### Dataset rows
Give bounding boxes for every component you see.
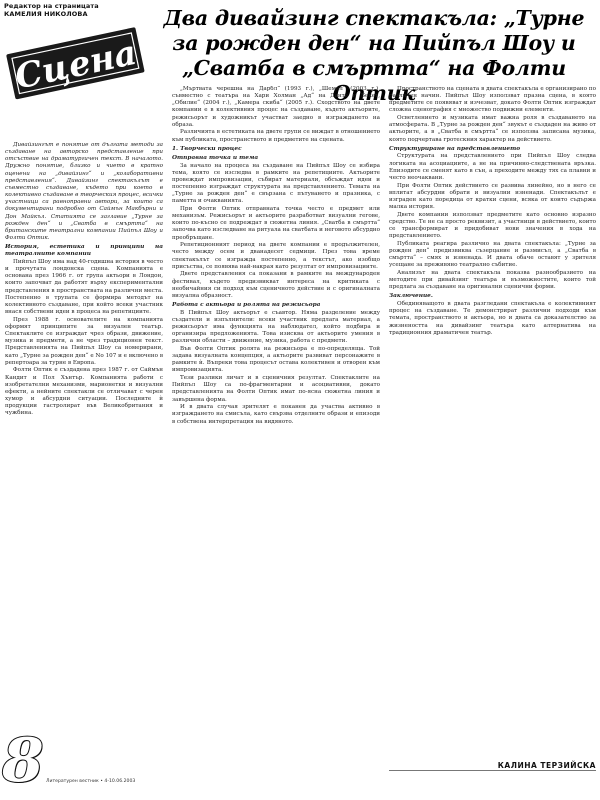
article-paragraph: Двете компании използват предметите като основно изразно средство. Те не са просто реквизит, а участници в действието, които се трансформират и придобиват нови значения в хода на представлението.: [389, 211, 596, 240]
article-column-2: [172, 86, 380, 786]
author-divider: [389, 770, 596, 771]
article-paragraph: Публиката реагира различно на двата спектакъла: „Турне за рожден ден“ предизвиква съзерцание и размисъл, а „Сватба в смъртта“ – смях и изненада. И двата обаче оставят у зрителя усещане за преживяно театрално събитие.: [389, 240, 596, 269]
article-paragraph: Във Фолти Оптик ролята на режисьора е по-определяща. Той задава визуалната концепция, а актьорите развиват персонажите в рамките ѝ. Въпреки това процесът остава колективен и отворен към импровизацията.: [172, 345, 380, 374]
article-paragraph: Различията в естетиката на двете групи се виждат в отношението към публиката, пространството и предметите на сцената.: [172, 129, 380, 143]
article-headline: Два дивайзинг спектакъла: „Турне за рожден ден“ на Пийпъл Шоу и „Сватба в смъртта“ на Фолти Оптик: [163, 6, 585, 105]
article-paragraph: При Фолти Оптик отправната точка често е предмет или механизъм. Режисьорът и актьорите разработват визуални гегове, които по-късно се подреждат в сюжетна линия. „Сватба в смъртта“ започва като изследване на ритуала на сватбата и неговото абсурдно преобръщане.: [172, 206, 380, 241]
article-paragraph: Структурата на представлението при Пийпъл Шоу следва логиката на асоциациите, а не на причинно-следствената връзка. Епизодите се сменят като в сън, а преходите между тях са плавни и често неочаквани.: [389, 153, 596, 181]
section-subheading: Работа с актьора и ролята на режисьора: [172, 302, 321, 309]
issue-footer: Литературен вестник • 4-10.06.2003: [46, 779, 136, 784]
section-subheading: История, естетика и принципи на театралните компании: [5, 244, 163, 258]
article-paragraph: В Пийпъл Шоу актьорът е съавтор. Няма разделение между създатели и изпълнители: всеки участник предлага материал, а режисьорът има функцията на наблюдател, който подбира и организира предложенията. Това изисква от актьорите умения в различни области – движение, музика, работа с предмети.: [172, 309, 380, 345]
article-paragraph: За начало на процеса на създаване на Пийпъл Шоу се избира тема, която се изследва в рамките на репетициите. Актьорите провеждат импровизации, събират материали, обсъждат идеи и постепенно изграждат структурата на представлението. Темата на „Турне за рожден ден“ е свързана с пътуването и празника, с паметта и очакванията.: [172, 162, 380, 205]
article-paragraph: Пийпъл Шоу има над 40-годишна история в често и прочутата лондонска сцена. Компанията е основана през 1966 г. от група актьори в Лондон, които започват да работят върху експериментални представления в пространствата на различни места. Постепенно в трупата се формира методът на колективното създаване, при който всеки участник внася собствени идеи в процеса на репетициите.: [5, 259, 163, 316]
article-author: КАЛИНА ТЕРЗИЙСКА: [497, 761, 596, 770]
section-subheading: 1. Творчески процес: [172, 145, 242, 152]
article-paragraph: При Фолти Оптик действието се развива линейно, но в него се вплитат абсурдни обрати и визуални изненади. Спектакълът е изграден като поредица от кратки сцени, всяка от които съдържа малка история.: [389, 182, 596, 210]
article-paragraph: Тези разлики личат и в сценичния резултат. Спектаклите на Пийпъл Шоу са по-фрагментарни и асоциативни, докато представленията на Фолти Оптик имат по-ясна сюжетна линия и завършена форма.: [172, 375, 380, 403]
article-paragraph: Репетиционният период на двете компании е продължителен, често между осем и дванадесет седмици. През това време спектакълът се изгражда постепенно, а текстът, ако изобщо присъства, се появява най-накрая като резултат от импровизациите.: [172, 242, 380, 270]
article-column-1: [5, 142, 163, 727]
section-logo-icon: [2, 26, 152, 104]
editor-label: Редактор на страницата: [4, 2, 99, 10]
section-subheading: Заключение.: [389, 293, 433, 300]
page-editor-credit: [4, 2, 154, 18]
section-logo-text: Сцена: [11, 32, 141, 98]
article-intro: Дивайзингът е понятие от дългата методи за създаване на авторско представление при отсъствие на драматургичен текст. В началото. Дружно понятие, близко и чието в кратно оценени на „дивайзинг“ и „колаборативни представления“. Дивайзинг спектакълът е съвместно създаване, където при което в колективно създаване в творческия процес, всички участници са равноправни автори, за които са документирани подробно от Саймън Макбърни и Дон Майкъл. Статията се заглавие „Турне за рожден ден“ и „Сватба в смъртта“ на британските театрални компании Пийпъл Шоу и Фолти Оптик.: [5, 142, 163, 242]
section-subheading: Отправна точка и тема: [172, 154, 259, 161]
article-paragraph: Обединяващото в двата разгледани спектакъла е колективният процес на създаване. Те демонстрират различни подходи към темата, пространството и актьора, но и двата са доказателство за жизнеността на дивайзинг театъра като алтернатива на традиционния драматичен театър.: [389, 301, 596, 336]
article-paragraph: Фолти Оптик е създадена през 1987 г. от Саймън Кандит и Пол Хънтър. Компанията работи с изобретателни механизми, марионетки и визуални ефекти, а нейните спектакли се отличават с черен хумор и абсурдни ситуации. Последните ѝ продукции гастролират във Великобритания и чужбина.: [5, 367, 163, 417]
article-paragraph: Двете представления са показани в рамките на международен фестивал, където предизвикват интереса на критиката с необичайния си подход към сценичното действие и с оригиналната визуална образност.: [172, 271, 380, 299]
editor-name: КАМЕЛИЯ НИКОЛОВА: [4, 10, 88, 18]
article-column-3: [389, 86, 596, 758]
article-paragraph: Анализът на двата спектакъла показва разнообразието на методите при дивайзинг театъра и възможностите, които той предлага за създаване на оригинални сценични форми.: [389, 269, 596, 291]
article-paragraph: Осветлението и музиката имат важна роля в създаването на атмосферата. В „Турне за рожден ден“ звукът е създаден на живо от актьорите, а в „Сватба в смъртта“ се използва записана музика, която подчертава гротескния характер на действието.: [389, 115, 596, 143]
page-number: 8: [2, 726, 44, 796]
article-paragraph: И в двата случая зрителят е поканен да участва активно в изграждането на смисъла, като свързва отделните образи и епизоди в собствена интерпретация на видяното.: [172, 404, 380, 425]
article-paragraph: През 1988 г. основателите на компанията оформят принципите за визуален театър. Спектаклите се изграждат чрез образи, движение, музика и предмети, а не чрез традиционен текст. Представленията на Пийпъл Шоу са номерирани, като „Турне за рожден ден“ е No 107 и е включено в репертоара за турне в Европа.: [5, 316, 163, 366]
section-subheading: Структуриране на представлението: [389, 145, 521, 152]
article-paragraph: Пространството на сцената в двата спектакъла е организирано по различен начин. Пийпъл Шоу използват празна сцена, в която предметите се появяват и изчезват, докато Фолти Оптик изграждат сложна сценография с множество подвижни елементи.: [389, 86, 596, 114]
article-paragraph: „Мъртвата черешна на Дарбл“ (1993 г.), „Шемал“ (2003 г.), съвместно с театъра на Хари Холман „Ад“ на Данте и Бекет, „Обилие“ (2004 г.), „Камера скиба“ (2005 г.). Сходството на двете компании е в колективния процес на създаване, където актьорите, режисьорът и художникът участват заедно в изграждането на образа.: [172, 86, 380, 128]
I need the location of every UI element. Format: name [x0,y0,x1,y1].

### Given problem
Copy the lines of the data above verbatim, from the line containing "article-paragraph: Двете компании" through the line containing "author-divider: [389, 770, 596, 771]", including both of those lines.

### Finished task
article-paragraph: Двете компании използват предметите като основно изразно средство. Те не са просто реквизит, а участници в действието, които се трансформират и придобиват нови значения в хода на представлението.: [389, 211, 596, 240]
article-column-2: [172, 86, 380, 786]
author-divider: [389, 770, 596, 771]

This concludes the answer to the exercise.